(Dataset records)

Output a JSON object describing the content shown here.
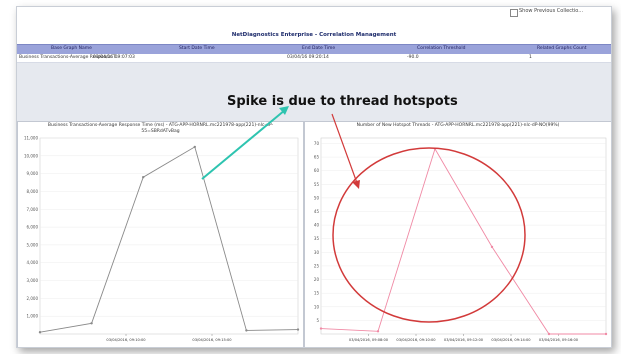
{
  "window": {
    "show_previous_label": "Show Previous Collectio...",
    "title": "NetDiagnostics Enterprise - Correlation Management"
  },
  "table": {
    "headers": [
      "Base Graph Name",
      "Start Date Time",
      "End Date Time",
      "Correlation Threshold",
      "Related Graphs Count"
    ],
    "row": [
      "Business Transactions-Average Response T...",
      "03/04/16 09:07:03",
      "03/04/16 09:20:14",
      "-90.0",
      "1"
    ]
  },
  "annotation": {
    "text": "Spike is due to thread hotspots"
  },
  "colors": {
    "header_bg": "#9aa3da",
    "left_series": "#8a8a8a",
    "right_series": "#f08aa5",
    "circle": "#d23a3a",
    "teal_arrow": "#2ec4b0",
    "red_arrow": "#d23a3a"
  },
  "left_panel": {
    "title_line1": "Business Transactions-Average Response Time (ms) - ATG-APP-HORNRL.mc221978-app(221)-nlc-dP-",
    "title_line2": "55=SBRdATvBag"
  },
  "right_panel": {
    "title": "Number of New Hotspot Threads - ATG-APP-HORNRL.mc221978-app(221)-nlc-dP-NO(99%)"
  },
  "chart_data": [
    {
      "type": "line",
      "ylim": [
        0,
        11000
      ],
      "yticks": [
        "11,000",
        "10,000",
        "9,000",
        "8,000",
        "7,000",
        "6,000",
        "5,000",
        "4,000",
        "3,000",
        "2,000",
        "1,000"
      ],
      "xticks": [
        "03/04/2016, 09:10:00",
        "03/04/2016, 09:15:00"
      ],
      "x": [
        0,
        1,
        2,
        3,
        4,
        5
      ],
      "values": [
        100,
        600,
        8800,
        10500,
        200,
        250
      ]
    },
    {
      "type": "line",
      "ylim": [
        0,
        72
      ],
      "yticks": [
        "70",
        "65",
        "60",
        "55",
        "50",
        "45",
        "40",
        "35",
        "30",
        "25",
        "20",
        "15",
        "10",
        "5"
      ],
      "xticks": [
        "03/04/2016, 09:08:00",
        "03/04/2016, 09:10:00",
        "03/04/2016, 09:12:00",
        "03/04/2016, 09:14:00",
        "03/04/2016, 09:16:00"
      ],
      "x": [
        0,
        1,
        2,
        3,
        4,
        5
      ],
      "values": [
        2,
        1,
        68,
        32,
        0,
        0
      ]
    }
  ]
}
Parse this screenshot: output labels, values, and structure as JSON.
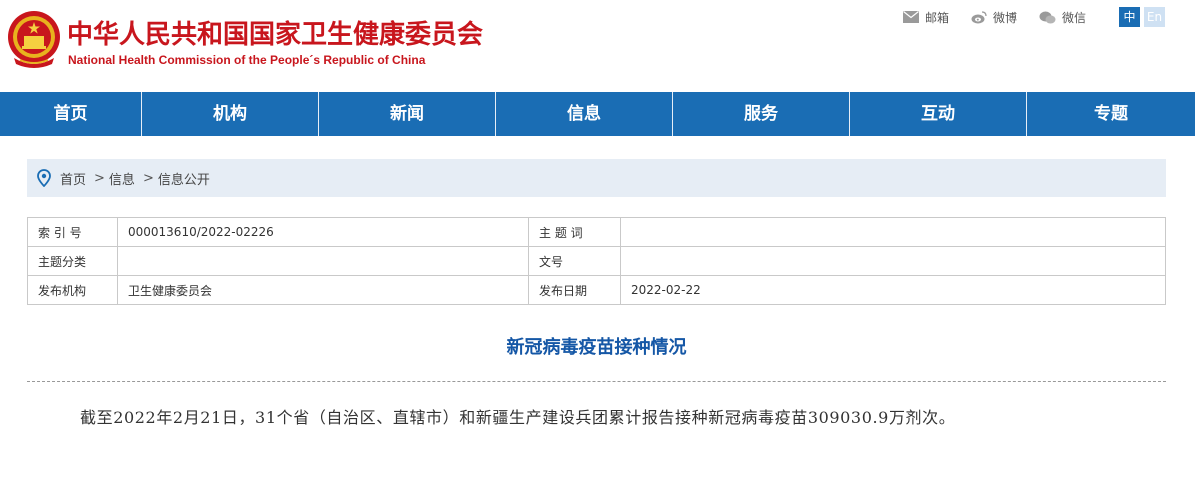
{
  "header": {
    "site_title": "中华人民共和国国家卫生健康委员会",
    "site_subtitle": "National Health Commission of the People´s Republic of China",
    "links": [
      {
        "label": "邮箱",
        "icon": "mail-icon"
      },
      {
        "label": "微博",
        "icon": "weibo-icon"
      },
      {
        "label": "微信",
        "icon": "wechat-icon"
      }
    ],
    "lang_zh": "中",
    "lang_en": "En"
  },
  "nav": {
    "items": [
      "首页",
      "机构",
      "新闻",
      "信息",
      "服务",
      "互动",
      "专题"
    ]
  },
  "breadcrumb": {
    "home": "首页",
    "sep": ">",
    "level1": "信息",
    "level2": "信息公开"
  },
  "info": {
    "index_label": "索 引 号",
    "index_value": "000013610/2022-02226",
    "keywords_label": "主 题 词",
    "keywords_value": "",
    "category_label": "主题分类",
    "category_value": "",
    "docno_label": "文号",
    "docno_value": "",
    "issuer_label": "发布机构",
    "issuer_value": "卫生健康委员会",
    "date_label": "发布日期",
    "date_value": "2022-02-22"
  },
  "article": {
    "title": "新冠病毒疫苗接种情况",
    "body": "截至2022年2月21日，31个省（自治区、直辖市）和新疆生产建设兵团累计报告接种新冠病毒疫苗309030.9万剂次。"
  },
  "colors": {
    "brand_red": "#c8161d",
    "nav_blue": "#1a6db4",
    "title_blue": "#1557a6"
  }
}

_AIM OF THE EXERCISE:_ Filter the records above for "Response" and copy every matching line.

_ANSWER TO THE TASK:_
      "Business Transactions-Average Response T...",
    "title_line1": "Business Transactions-Average Response Time (ms) - ATG-APP-HORNRL.mc221978-app(221)-nlc-dP-",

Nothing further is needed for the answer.